▶ [WHAT YOU ARE ASKED TO DO] Each entry must be reproduced precisely as it stands.

▶ [INPUT RECORDS]

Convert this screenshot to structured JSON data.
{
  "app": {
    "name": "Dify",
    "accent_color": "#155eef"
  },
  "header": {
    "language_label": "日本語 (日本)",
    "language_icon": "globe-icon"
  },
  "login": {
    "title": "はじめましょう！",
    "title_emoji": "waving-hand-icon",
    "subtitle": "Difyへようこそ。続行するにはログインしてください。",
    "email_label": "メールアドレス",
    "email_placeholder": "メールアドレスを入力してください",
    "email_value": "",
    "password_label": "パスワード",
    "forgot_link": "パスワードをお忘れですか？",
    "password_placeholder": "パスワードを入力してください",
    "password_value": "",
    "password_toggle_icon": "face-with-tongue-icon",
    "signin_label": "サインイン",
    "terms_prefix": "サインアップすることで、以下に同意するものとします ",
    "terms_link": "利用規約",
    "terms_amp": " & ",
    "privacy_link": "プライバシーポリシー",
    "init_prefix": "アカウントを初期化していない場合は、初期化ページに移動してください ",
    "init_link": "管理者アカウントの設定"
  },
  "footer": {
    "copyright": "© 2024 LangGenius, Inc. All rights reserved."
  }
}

▶ [EXERCISE SOLUTION]
Convert this screenshot to structured JSON data.
{
  "app": {
    "name": "Dify",
    "accent_color": "#155eef"
  },
  "header": {
    "language_label": "日本語 (日本)",
    "language_icon": "globe-icon"
  },
  "login": {
    "title": "はじめましょう！",
    "title_emoji": "waving-hand-icon",
    "subtitle": "Difyへようこそ。続行するにはログインしてください。",
    "email_label": "メールアドレス",
    "email_placeholder": "メールアドレスを入力してください",
    "email_value": "",
    "password_label": "パスワード",
    "forgot_link": "パスワードをお忘れですか？",
    "password_placeholder": "パスワードを入力してください",
    "password_value": "",
    "password_toggle_icon": "face-with-tongue-icon",
    "signin_label": "サインイン",
    "terms_prefix": "サインアップすることで、以下に同意するものとします ",
    "terms_link": "利用規約",
    "terms_amp": " & ",
    "privacy_link": "プライバシーポリシー",
    "init_prefix": "アカウントを初期化していない場合は、初期化ページに移動してください ",
    "init_link": "管理者アカウントの設定"
  },
  "footer": {
    "copyright": "© 2024 LangGenius, Inc. All rights reserved."
  }
}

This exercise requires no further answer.